STATED PROBLEM> Return all lines that include the string "Edge".

[Dataset records on visual material]
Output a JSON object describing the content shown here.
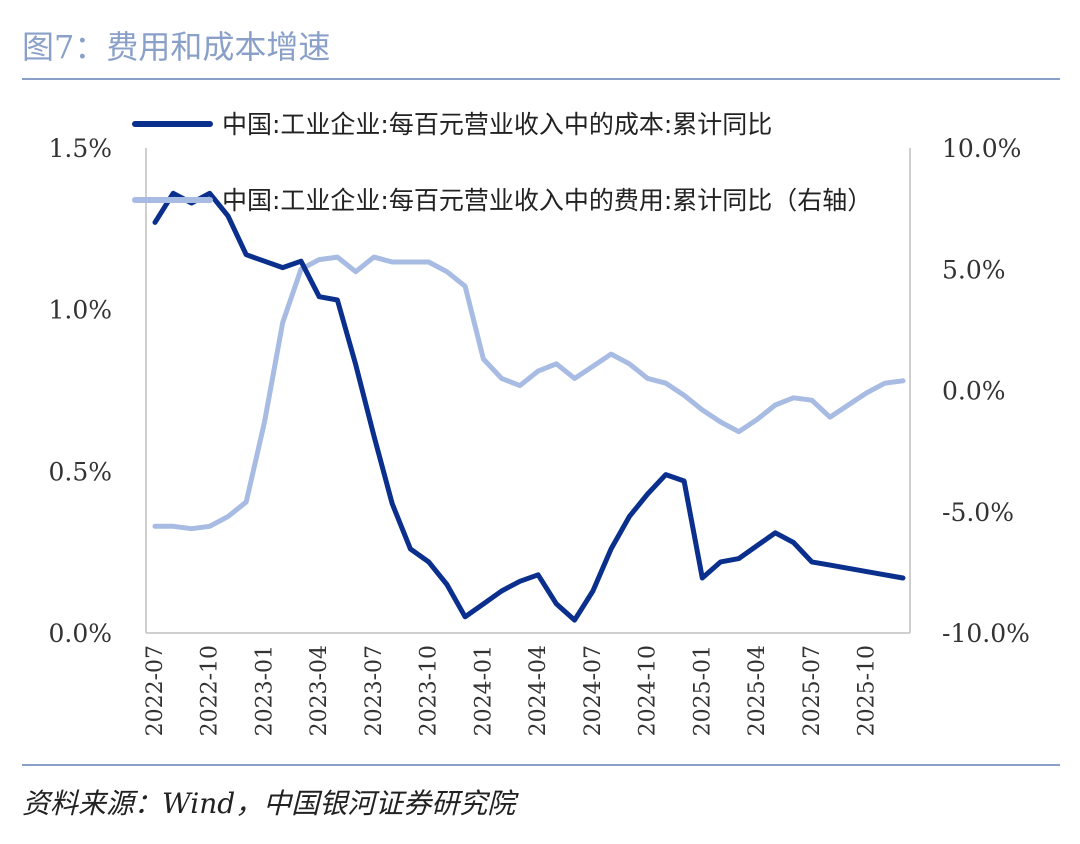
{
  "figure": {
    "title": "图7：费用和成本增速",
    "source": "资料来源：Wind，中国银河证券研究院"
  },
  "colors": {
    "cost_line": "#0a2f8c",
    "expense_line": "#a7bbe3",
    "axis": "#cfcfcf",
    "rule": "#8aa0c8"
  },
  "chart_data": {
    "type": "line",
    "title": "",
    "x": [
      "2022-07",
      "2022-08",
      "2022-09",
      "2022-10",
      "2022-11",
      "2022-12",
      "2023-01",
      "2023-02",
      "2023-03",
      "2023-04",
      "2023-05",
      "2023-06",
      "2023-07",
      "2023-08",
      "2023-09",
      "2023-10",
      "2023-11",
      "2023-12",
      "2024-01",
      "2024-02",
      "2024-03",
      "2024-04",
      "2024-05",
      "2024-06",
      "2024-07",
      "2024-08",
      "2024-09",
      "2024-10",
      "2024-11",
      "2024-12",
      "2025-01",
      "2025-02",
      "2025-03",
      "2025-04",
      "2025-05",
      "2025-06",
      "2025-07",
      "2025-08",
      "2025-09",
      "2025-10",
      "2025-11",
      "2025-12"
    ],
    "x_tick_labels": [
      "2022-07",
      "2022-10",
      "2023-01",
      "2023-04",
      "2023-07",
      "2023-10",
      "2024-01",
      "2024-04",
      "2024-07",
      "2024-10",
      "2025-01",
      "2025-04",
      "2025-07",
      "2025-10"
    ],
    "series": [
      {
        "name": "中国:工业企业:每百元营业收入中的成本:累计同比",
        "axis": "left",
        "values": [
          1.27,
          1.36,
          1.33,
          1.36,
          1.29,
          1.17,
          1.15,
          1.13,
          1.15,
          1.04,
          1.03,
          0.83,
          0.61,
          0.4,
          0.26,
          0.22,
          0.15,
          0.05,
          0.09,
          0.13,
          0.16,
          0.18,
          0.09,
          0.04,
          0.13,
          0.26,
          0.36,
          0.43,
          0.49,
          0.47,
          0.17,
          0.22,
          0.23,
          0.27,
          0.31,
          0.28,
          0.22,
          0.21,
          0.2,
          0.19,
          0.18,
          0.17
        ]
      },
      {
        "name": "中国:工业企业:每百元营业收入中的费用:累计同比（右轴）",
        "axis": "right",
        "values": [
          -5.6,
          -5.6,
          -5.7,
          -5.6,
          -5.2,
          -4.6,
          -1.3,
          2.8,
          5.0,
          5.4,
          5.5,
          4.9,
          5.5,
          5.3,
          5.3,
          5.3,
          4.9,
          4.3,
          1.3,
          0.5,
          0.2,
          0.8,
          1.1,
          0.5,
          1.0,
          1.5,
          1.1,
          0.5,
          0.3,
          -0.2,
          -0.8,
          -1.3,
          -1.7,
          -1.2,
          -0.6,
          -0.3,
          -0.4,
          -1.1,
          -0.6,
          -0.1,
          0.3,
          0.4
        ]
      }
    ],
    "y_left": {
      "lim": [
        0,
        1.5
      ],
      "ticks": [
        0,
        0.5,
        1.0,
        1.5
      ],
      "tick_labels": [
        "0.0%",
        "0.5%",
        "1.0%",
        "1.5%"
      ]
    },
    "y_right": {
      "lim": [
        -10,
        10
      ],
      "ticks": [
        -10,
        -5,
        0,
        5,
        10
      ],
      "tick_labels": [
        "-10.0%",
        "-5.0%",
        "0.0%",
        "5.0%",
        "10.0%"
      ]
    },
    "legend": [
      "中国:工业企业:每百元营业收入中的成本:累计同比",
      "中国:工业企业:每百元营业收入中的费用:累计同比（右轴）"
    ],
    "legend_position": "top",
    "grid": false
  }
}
* * *
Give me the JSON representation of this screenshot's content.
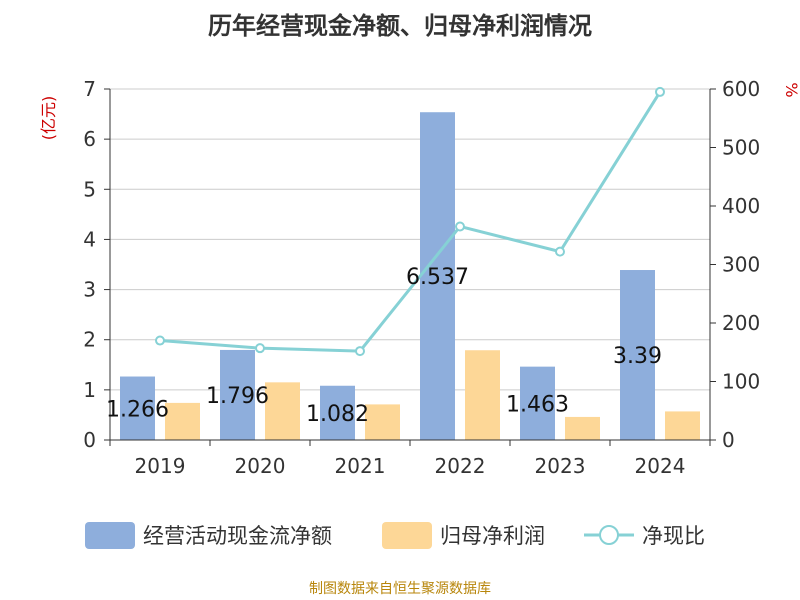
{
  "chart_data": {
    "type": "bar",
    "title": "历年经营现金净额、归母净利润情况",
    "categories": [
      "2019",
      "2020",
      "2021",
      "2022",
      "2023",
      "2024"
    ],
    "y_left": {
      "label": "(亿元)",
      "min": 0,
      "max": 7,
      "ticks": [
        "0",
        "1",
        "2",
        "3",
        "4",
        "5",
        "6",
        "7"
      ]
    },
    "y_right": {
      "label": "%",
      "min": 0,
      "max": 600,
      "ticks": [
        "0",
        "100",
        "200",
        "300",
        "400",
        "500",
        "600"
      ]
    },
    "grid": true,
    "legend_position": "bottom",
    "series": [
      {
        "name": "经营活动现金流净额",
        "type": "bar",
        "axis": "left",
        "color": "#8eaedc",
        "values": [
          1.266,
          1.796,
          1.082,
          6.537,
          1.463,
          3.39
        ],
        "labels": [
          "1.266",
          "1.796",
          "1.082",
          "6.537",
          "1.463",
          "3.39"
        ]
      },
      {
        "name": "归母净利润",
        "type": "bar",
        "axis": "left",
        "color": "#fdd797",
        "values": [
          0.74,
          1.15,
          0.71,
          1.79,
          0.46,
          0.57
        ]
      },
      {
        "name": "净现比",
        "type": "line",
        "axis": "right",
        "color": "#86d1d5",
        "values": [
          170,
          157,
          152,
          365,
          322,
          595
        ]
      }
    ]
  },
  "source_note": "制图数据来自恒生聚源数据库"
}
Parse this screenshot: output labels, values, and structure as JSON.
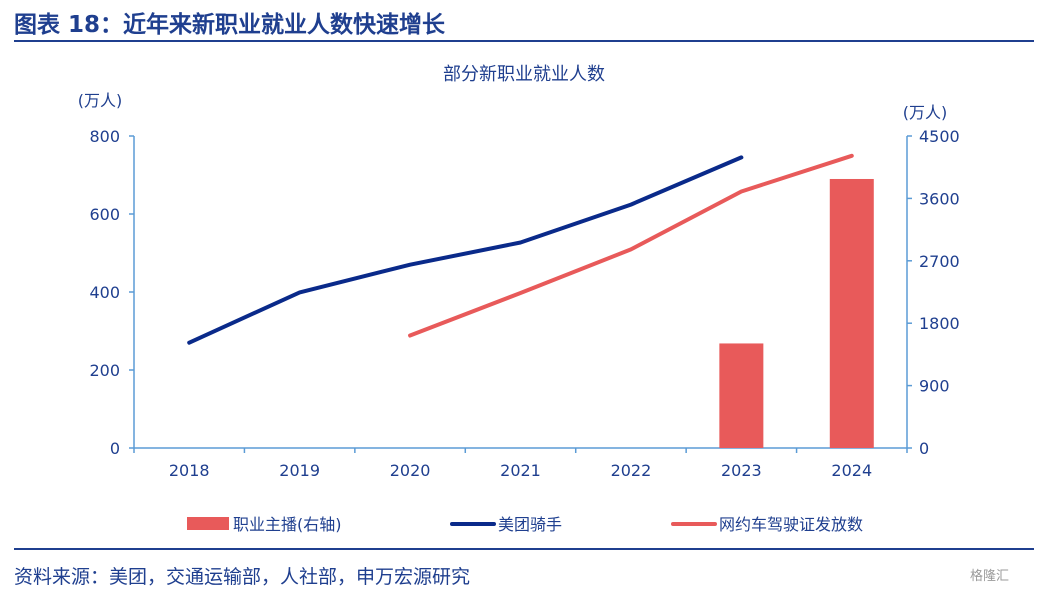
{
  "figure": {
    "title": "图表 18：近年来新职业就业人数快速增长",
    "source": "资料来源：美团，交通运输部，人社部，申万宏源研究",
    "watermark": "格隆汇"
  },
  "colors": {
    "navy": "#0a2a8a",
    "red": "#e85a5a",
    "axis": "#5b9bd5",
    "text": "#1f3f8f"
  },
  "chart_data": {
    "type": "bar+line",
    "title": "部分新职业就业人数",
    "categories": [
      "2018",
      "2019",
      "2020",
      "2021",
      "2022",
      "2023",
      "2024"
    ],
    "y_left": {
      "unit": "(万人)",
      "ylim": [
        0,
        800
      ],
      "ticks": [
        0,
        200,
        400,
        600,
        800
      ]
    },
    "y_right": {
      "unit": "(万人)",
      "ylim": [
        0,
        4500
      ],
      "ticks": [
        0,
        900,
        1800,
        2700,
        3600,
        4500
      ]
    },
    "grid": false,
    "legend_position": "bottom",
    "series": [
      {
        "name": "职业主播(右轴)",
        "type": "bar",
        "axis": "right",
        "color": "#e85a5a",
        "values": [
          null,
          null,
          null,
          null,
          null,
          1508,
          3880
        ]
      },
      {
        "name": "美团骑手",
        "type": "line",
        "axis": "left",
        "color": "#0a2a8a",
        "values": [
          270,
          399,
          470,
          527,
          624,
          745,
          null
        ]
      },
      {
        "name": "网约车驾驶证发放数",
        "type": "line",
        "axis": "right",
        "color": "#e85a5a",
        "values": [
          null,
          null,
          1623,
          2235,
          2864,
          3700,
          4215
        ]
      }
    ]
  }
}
--
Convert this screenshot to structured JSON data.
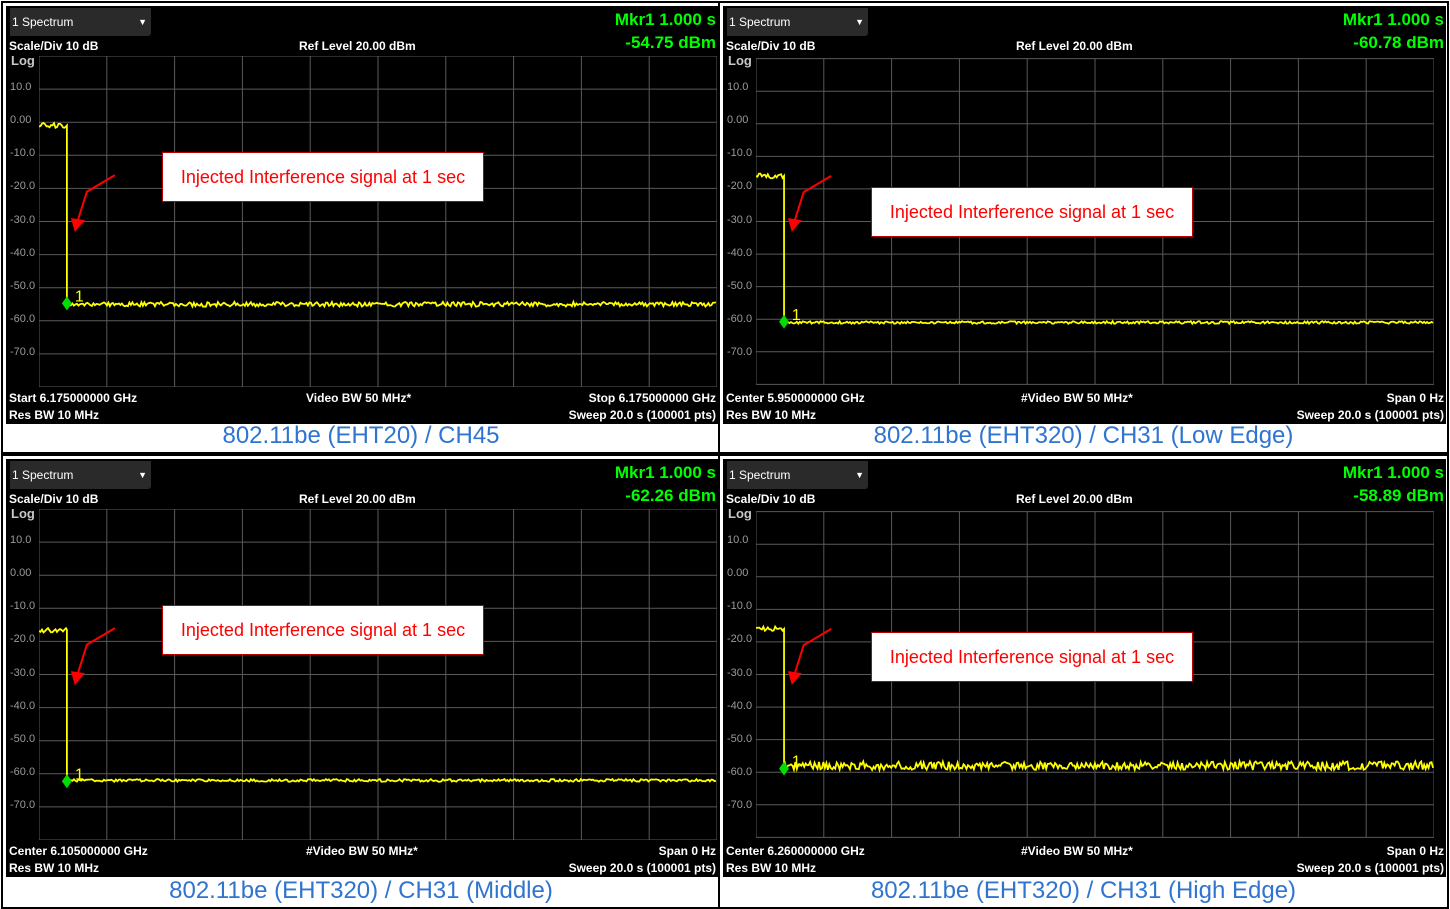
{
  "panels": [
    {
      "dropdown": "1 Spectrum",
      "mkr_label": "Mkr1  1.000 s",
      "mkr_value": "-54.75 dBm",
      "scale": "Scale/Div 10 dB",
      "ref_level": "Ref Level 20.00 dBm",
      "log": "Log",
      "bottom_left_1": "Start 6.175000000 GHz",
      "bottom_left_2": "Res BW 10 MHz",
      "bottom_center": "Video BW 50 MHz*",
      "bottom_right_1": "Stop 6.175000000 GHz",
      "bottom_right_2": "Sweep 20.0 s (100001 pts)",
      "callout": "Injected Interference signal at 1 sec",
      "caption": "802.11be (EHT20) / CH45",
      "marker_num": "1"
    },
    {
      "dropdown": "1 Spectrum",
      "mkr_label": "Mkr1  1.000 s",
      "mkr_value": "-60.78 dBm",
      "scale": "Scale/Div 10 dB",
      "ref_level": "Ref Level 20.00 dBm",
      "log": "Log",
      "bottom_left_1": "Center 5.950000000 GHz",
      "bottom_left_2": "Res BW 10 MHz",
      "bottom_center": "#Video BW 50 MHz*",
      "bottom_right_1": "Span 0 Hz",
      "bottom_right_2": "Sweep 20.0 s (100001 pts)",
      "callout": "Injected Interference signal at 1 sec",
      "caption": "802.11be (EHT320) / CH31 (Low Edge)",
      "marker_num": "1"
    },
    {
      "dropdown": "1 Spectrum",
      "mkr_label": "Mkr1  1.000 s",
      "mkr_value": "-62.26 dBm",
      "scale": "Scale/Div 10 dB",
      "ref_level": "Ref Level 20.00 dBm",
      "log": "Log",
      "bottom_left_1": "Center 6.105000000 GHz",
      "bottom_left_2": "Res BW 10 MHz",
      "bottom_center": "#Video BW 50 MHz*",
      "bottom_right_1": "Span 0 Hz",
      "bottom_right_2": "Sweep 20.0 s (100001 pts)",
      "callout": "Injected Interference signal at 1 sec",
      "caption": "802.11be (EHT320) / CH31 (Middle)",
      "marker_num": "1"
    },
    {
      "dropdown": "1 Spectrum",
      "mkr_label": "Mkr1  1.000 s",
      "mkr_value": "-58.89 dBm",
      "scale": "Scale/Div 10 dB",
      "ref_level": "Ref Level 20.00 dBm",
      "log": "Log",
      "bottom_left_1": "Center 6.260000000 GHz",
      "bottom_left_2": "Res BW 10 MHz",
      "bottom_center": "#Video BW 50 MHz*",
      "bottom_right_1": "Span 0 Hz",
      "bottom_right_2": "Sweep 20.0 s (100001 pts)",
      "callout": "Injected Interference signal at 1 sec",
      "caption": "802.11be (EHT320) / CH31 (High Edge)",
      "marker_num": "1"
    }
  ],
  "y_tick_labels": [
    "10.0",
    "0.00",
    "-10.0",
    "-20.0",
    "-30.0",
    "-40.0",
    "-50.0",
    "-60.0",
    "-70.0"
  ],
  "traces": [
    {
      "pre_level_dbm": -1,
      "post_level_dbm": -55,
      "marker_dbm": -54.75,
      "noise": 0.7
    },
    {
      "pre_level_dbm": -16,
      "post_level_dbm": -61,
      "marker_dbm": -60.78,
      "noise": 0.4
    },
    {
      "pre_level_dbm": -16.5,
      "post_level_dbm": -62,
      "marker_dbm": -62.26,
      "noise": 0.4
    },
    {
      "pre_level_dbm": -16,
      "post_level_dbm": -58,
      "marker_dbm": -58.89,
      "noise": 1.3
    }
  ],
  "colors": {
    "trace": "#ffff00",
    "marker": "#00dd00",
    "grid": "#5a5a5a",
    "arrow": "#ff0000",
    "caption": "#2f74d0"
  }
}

CORRECT RESULT>
      "caption": "802.11be (EHT320) / CH31 (Low Edge)",
      "caption": "802.11be (EHT320) / CH31 (High Edge)",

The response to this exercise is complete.